::: SUPPLIED DATA :::
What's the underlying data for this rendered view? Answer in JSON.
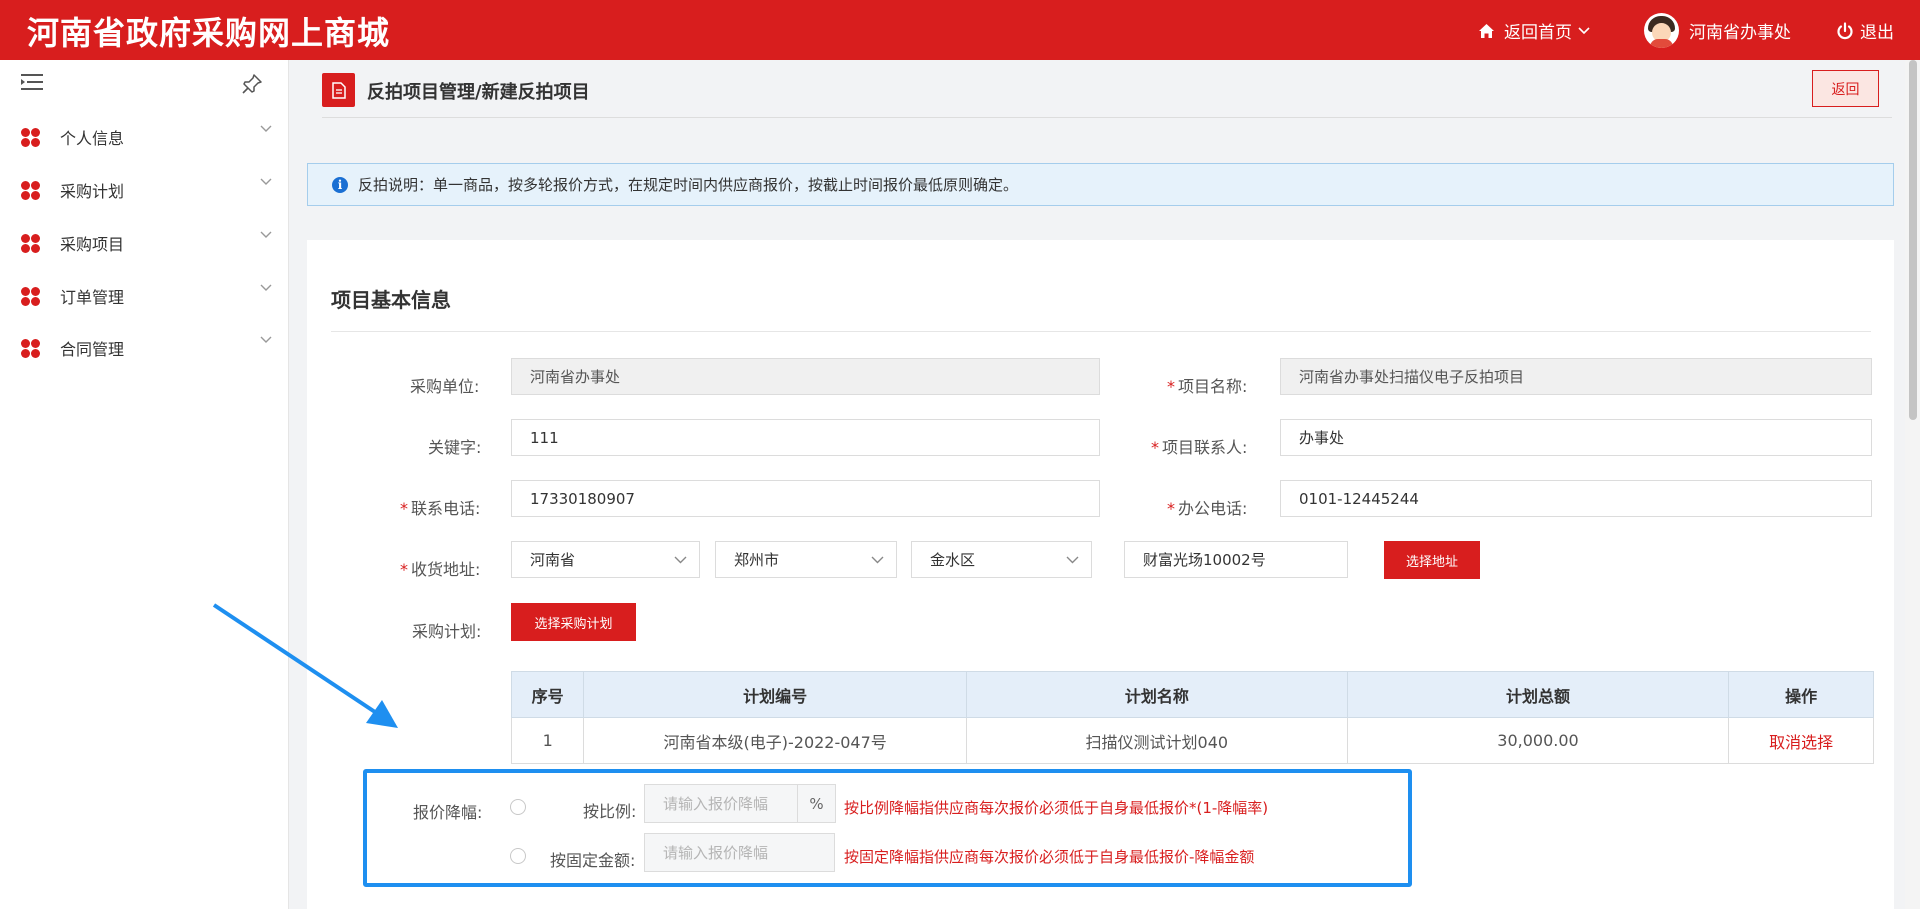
{
  "header": {
    "brand": "河南省政府采购网上商城",
    "home_label": "返回首页",
    "user_label": "河南省办事处",
    "logout_label": "退出"
  },
  "sidebar": {
    "items": [
      {
        "label": "个人信息"
      },
      {
        "label": "采购计划"
      },
      {
        "label": "采购项目"
      },
      {
        "label": "订单管理"
      },
      {
        "label": "合同管理"
      }
    ]
  },
  "page": {
    "title": "反拍项目管理/新建反拍项目",
    "back_label": "返回",
    "notice": "反拍说明：单一商品，按多轮报价方式，在规定时间内供应商报价，按截止时间报价最低原则确定。"
  },
  "form": {
    "section_title": "项目基本信息",
    "unit_label": "采购单位:",
    "unit_value": "河南省办事处",
    "project_name_label": "项目名称:",
    "project_name_value": "河南省办事处扫描仪电子反拍项目",
    "keyword_label": "关键字:",
    "keyword_value": "111",
    "contact_label": "项目联系人:",
    "contact_value": "办事处",
    "phone_label": "联系电话:",
    "phone_value": "17330180907",
    "office_phone_label": "办公电话:",
    "office_phone_value": "0101-12445244",
    "address_label": "收货地址:",
    "province": "河南省",
    "city": "郑州市",
    "district": "金水区",
    "street": "财富光场10002号",
    "select_address_label": "选择地址",
    "plan_label": "采购计划:",
    "select_plan_label": "选择采购计划",
    "required_mark": "*"
  },
  "plan_table": {
    "headers": [
      "序号",
      "计划编号",
      "计划名称",
      "计划总额",
      "操作"
    ],
    "rows": [
      {
        "no": "1",
        "code": "河南省本级(电子)-2022-047号",
        "name": "扫描仪测试计划040",
        "amount": "30,000.00",
        "action": "取消选择"
      }
    ]
  },
  "reduction": {
    "label": "报价降幅:",
    "ratio_label": "按比例:",
    "ratio_placeholder": "请输入报价降幅",
    "ratio_unit": "%",
    "ratio_hint": "按比例降幅指供应商每次报价必须低于自身最低报价*(1-降幅率)",
    "fixed_label": "按固定金额:",
    "fixed_placeholder": "请输入报价降幅",
    "fixed_hint": "按固定降幅指供应商每次报价必须低于自身最低报价-降幅金额"
  },
  "colors": {
    "brand_red": "#d81e1e",
    "highlight_blue": "#1e8ff0",
    "notice_bg": "#e6f2fb"
  }
}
:::
● **TASK STATEMENT**: Copy all the lines of data exactly as they appear, dropping any images.

● **ANSWER**:
What's the underlying data for this rendered view? Answer in JSON.
{
  "header": {
    "brand": "河南省政府采购网上商城",
    "home_label": "返回首页",
    "user_label": "河南省办事处",
    "logout_label": "退出"
  },
  "sidebar": {
    "items": [
      {
        "label": "个人信息"
      },
      {
        "label": "采购计划"
      },
      {
        "label": "采购项目"
      },
      {
        "label": "订单管理"
      },
      {
        "label": "合同管理"
      }
    ]
  },
  "page": {
    "title": "反拍项目管理/新建反拍项目",
    "back_label": "返回",
    "notice": "反拍说明：单一商品，按多轮报价方式，在规定时间内供应商报价，按截止时间报价最低原则确定。"
  },
  "form": {
    "section_title": "项目基本信息",
    "unit_label": "采购单位:",
    "unit_value": "河南省办事处",
    "project_name_label": "项目名称:",
    "project_name_value": "河南省办事处扫描仪电子反拍项目",
    "keyword_label": "关键字:",
    "keyword_value": "111",
    "contact_label": "项目联系人:",
    "contact_value": "办事处",
    "phone_label": "联系电话:",
    "phone_value": "17330180907",
    "office_phone_label": "办公电话:",
    "office_phone_value": "0101-12445244",
    "address_label": "收货地址:",
    "province": "河南省",
    "city": "郑州市",
    "district": "金水区",
    "street": "财富光场10002号",
    "select_address_label": "选择地址",
    "plan_label": "采购计划:",
    "select_plan_label": "选择采购计划",
    "required_mark": "*"
  },
  "plan_table": {
    "headers": [
      "序号",
      "计划编号",
      "计划名称",
      "计划总额",
      "操作"
    ],
    "rows": [
      {
        "no": "1",
        "code": "河南省本级(电子)-2022-047号",
        "name": "扫描仪测试计划040",
        "amount": "30,000.00",
        "action": "取消选择"
      }
    ]
  },
  "reduction": {
    "label": "报价降幅:",
    "ratio_label": "按比例:",
    "ratio_placeholder": "请输入报价降幅",
    "ratio_unit": "%",
    "ratio_hint": "按比例降幅指供应商每次报价必须低于自身最低报价*(1-降幅率)",
    "fixed_label": "按固定金额:",
    "fixed_placeholder": "请输入报价降幅",
    "fixed_hint": "按固定降幅指供应商每次报价必须低于自身最低报价-降幅金额"
  },
  "colors": {
    "brand_red": "#d81e1e",
    "highlight_blue": "#1e8ff0",
    "notice_bg": "#e6f2fb"
  }
}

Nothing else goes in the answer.